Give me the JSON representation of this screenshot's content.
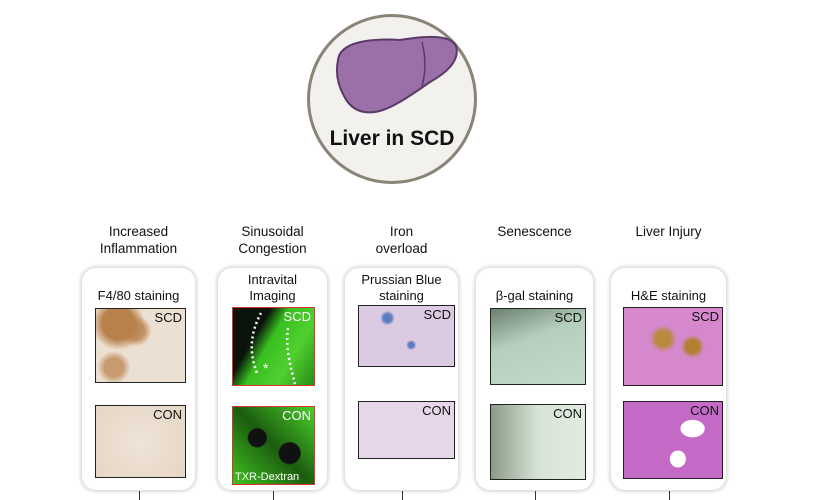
{
  "center": {
    "title": "Liver in SCD",
    "icon": "liver-icon",
    "liver_color": "#9b6fa8"
  },
  "panels": [
    {
      "heading": "Increased\nInflammation",
      "method": "F4/80 staining",
      "top_label": "SCD",
      "bottom_label": "CON",
      "stain": "brown"
    },
    {
      "heading": "Sinusoidal\nCongestion",
      "method": "Intravital\nImaging",
      "top_label": "SCD",
      "bottom_label": "CON",
      "caption": "TXR-Dextran",
      "stain": "green"
    },
    {
      "heading": "Iron\noverload",
      "method": "Prussian Blue\nstaining",
      "top_label": "SCD",
      "bottom_label": "CON",
      "stain": "blue"
    },
    {
      "heading": "Senescence",
      "method": "β-gal staining",
      "top_label": "SCD",
      "bottom_label": "CON",
      "stain": "teal"
    },
    {
      "heading": "Liver Injury",
      "method": "H&E staining",
      "top_label": "SCD",
      "bottom_label": "CON",
      "stain": "pink"
    }
  ]
}
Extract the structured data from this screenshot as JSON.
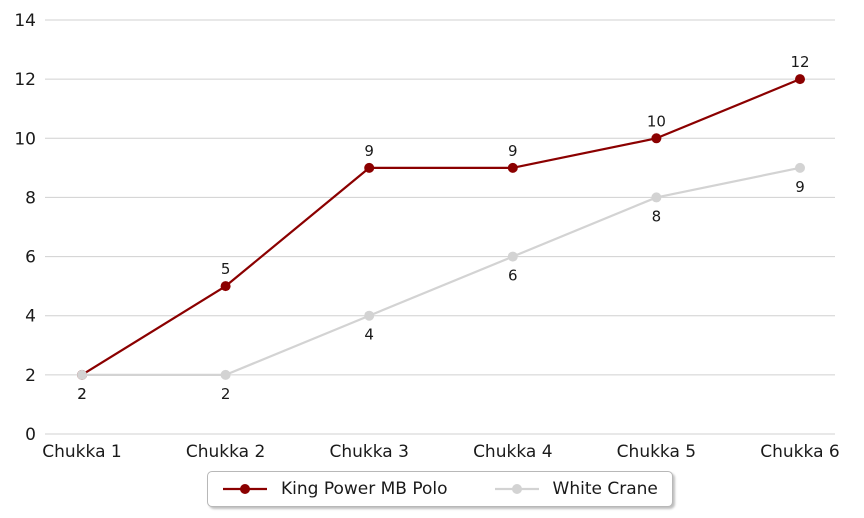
{
  "chart_data": {
    "type": "line",
    "title": "",
    "xlabel": "",
    "ylabel": "",
    "categories": [
      "Chukka 1",
      "Chukka 2",
      "Chukka 3",
      "Chukka 4",
      "Chukka 5",
      "Chukka 6"
    ],
    "series": [
      {
        "name": "King Power MB Polo",
        "values": [
          2,
          5,
          9,
          9,
          10,
          12
        ],
        "color": "#8B0000",
        "marker": "circle",
        "label_positions": [
          "below",
          "above",
          "above",
          "above",
          "above",
          "above"
        ]
      },
      {
        "name": "White Crane",
        "values": [
          2,
          2,
          4,
          6,
          8,
          9
        ],
        "color": "#D3D3D3",
        "marker": "circle",
        "label_positions": [
          "below",
          "below",
          "below",
          "below",
          "below",
          "below"
        ]
      }
    ],
    "ylim": [
      0,
      14
    ],
    "yticks": [
      0,
      2,
      4,
      6,
      8,
      10,
      12,
      14
    ],
    "grid": "horizontal",
    "gridline_color": "#d0d0d0",
    "text_color": "#1a1a1a",
    "legend_position": "bottom-center"
  }
}
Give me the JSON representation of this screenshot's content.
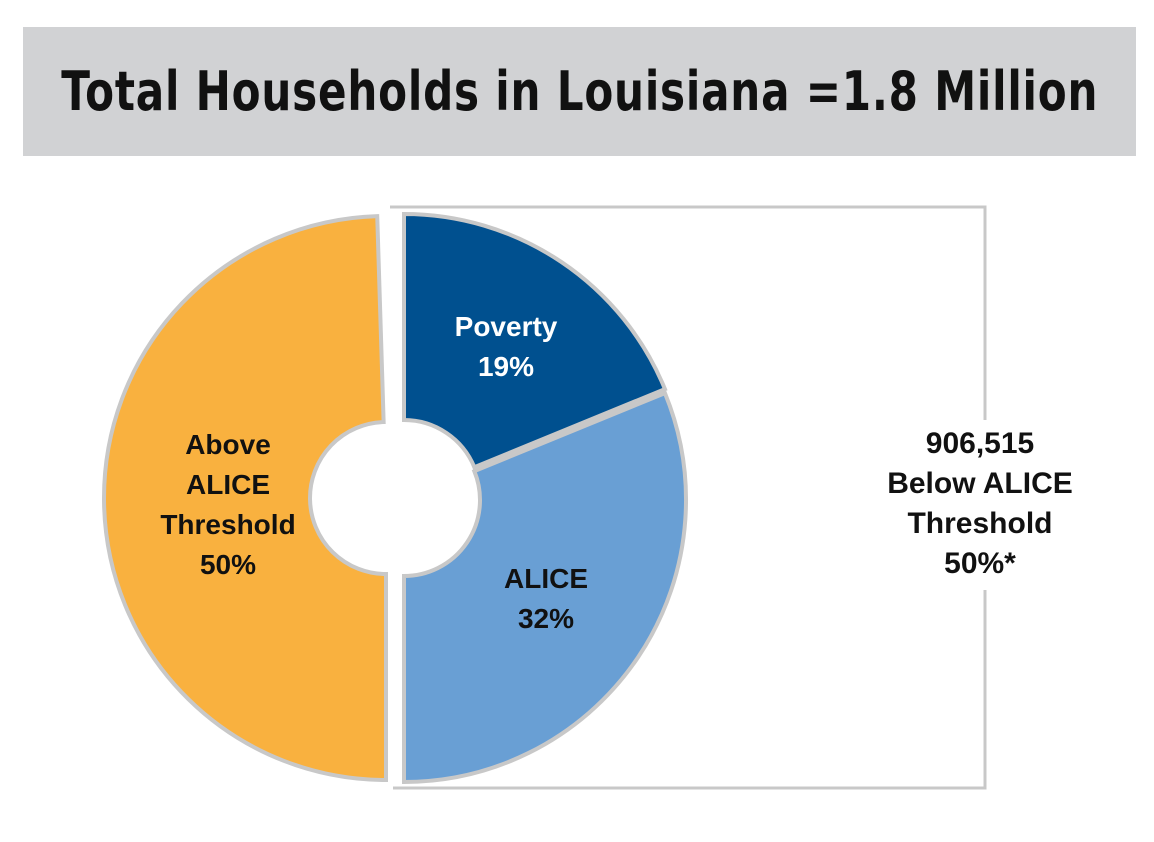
{
  "title": "Total Households in Louisiana =1.8 Million",
  "summary": {
    "count": "906,515",
    "line1": "Below ALICE",
    "line2": "Threshold",
    "percent": "50%*"
  },
  "chart_data": {
    "type": "pie",
    "title": "Total Households in Louisiana =1.8 Million",
    "slices": [
      {
        "name": "Poverty",
        "value": 19,
        "label_lines": [
          "Poverty",
          "19%"
        ],
        "color": "#00508f",
        "text_color": "#ffffff"
      },
      {
        "name": "ALICE",
        "value": 32,
        "label_lines": [
          "ALICE",
          "32%"
        ],
        "color": "#699fd4",
        "text_color": "#111111"
      },
      {
        "name": "Above ALICE Threshold",
        "value": 50,
        "label_lines": [
          "Above",
          "ALICE",
          "Threshold",
          "50%"
        ],
        "color": "#f9b13f",
        "text_color": "#111111"
      }
    ],
    "bracket": {
      "label": "906,515 Below ALICE Threshold 50%*",
      "color": "#c8c8c8"
    },
    "donut": true
  }
}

▬▬▬

- **What is required**
Repeat the material above word for word, please, apart from its images.

- **Solution for this problem**
Give me the JSON representation of this screenshot's content.
{
  "center": {
    "title": "Liver in SCD",
    "icon": "liver-icon",
    "liver_color": "#9b6fa8"
  },
  "panels": [
    {
      "heading": "Increased\nInflammation",
      "method": "F4/80 staining",
      "top_label": "SCD",
      "bottom_label": "CON",
      "stain": "brown"
    },
    {
      "heading": "Sinusoidal\nCongestion",
      "method": "Intravital\nImaging",
      "top_label": "SCD",
      "bottom_label": "CON",
      "caption": "TXR-Dextran",
      "stain": "green"
    },
    {
      "heading": "Iron\noverload",
      "method": "Prussian Blue\nstaining",
      "top_label": "SCD",
      "bottom_label": "CON",
      "stain": "blue"
    },
    {
      "heading": "Senescence",
      "method": "β-gal staining",
      "top_label": "SCD",
      "bottom_label": "CON",
      "stain": "teal"
    },
    {
      "heading": "Liver Injury",
      "method": "H&E staining",
      "top_label": "SCD",
      "bottom_label": "CON",
      "stain": "pink"
    }
  ]
}
Extract the structured data from this screenshot as JSON.
{
  "chart_data": {
    "type": "line",
    "title": "",
    "xlabel": "",
    "ylabel": "",
    "categories": [
      "Chukka 1",
      "Chukka 2",
      "Chukka 3",
      "Chukka 4",
      "Chukka 5",
      "Chukka 6"
    ],
    "series": [
      {
        "name": "King Power MB Polo",
        "values": [
          2,
          5,
          9,
          9,
          10,
          12
        ],
        "color": "#8B0000",
        "marker": "circle",
        "label_positions": [
          "below",
          "above",
          "above",
          "above",
          "above",
          "above"
        ]
      },
      {
        "name": "White Crane",
        "values": [
          2,
          2,
          4,
          6,
          8,
          9
        ],
        "color": "#D3D3D3",
        "marker": "circle",
        "label_positions": [
          "below",
          "below",
          "below",
          "below",
          "below",
          "below"
        ]
      }
    ],
    "ylim": [
      0,
      14
    ],
    "yticks": [
      0,
      2,
      4,
      6,
      8,
      10,
      12,
      14
    ],
    "grid": "horizontal",
    "gridline_color": "#d0d0d0",
    "text_color": "#1a1a1a",
    "legend_position": "bottom-center"
  }
}
Give me the JSON representation of this screenshot's content.
{
  "title": "Total Households in Louisiana =1.8 Million",
  "summary": {
    "count": "906,515",
    "line1": "Below ALICE",
    "line2": "Threshold",
    "percent": "50%*"
  },
  "chart_data": {
    "type": "pie",
    "title": "Total Households in Louisiana =1.8 Million",
    "slices": [
      {
        "name": "Poverty",
        "value": 19,
        "label_lines": [
          "Poverty",
          "19%"
        ],
        "color": "#00508f",
        "text_color": "#ffffff"
      },
      {
        "name": "ALICE",
        "value": 32,
        "label_lines": [
          "ALICE",
          "32%"
        ],
        "color": "#699fd4",
        "text_color": "#111111"
      },
      {
        "name": "Above ALICE Threshold",
        "value": 50,
        "label_lines": [
          "Above",
          "ALICE",
          "Threshold",
          "50%"
        ],
        "color": "#f9b13f",
        "text_color": "#111111"
      }
    ],
    "bracket": {
      "label": "906,515 Below ALICE Threshold 50%*",
      "color": "#c8c8c8"
    },
    "donut": true
  }
}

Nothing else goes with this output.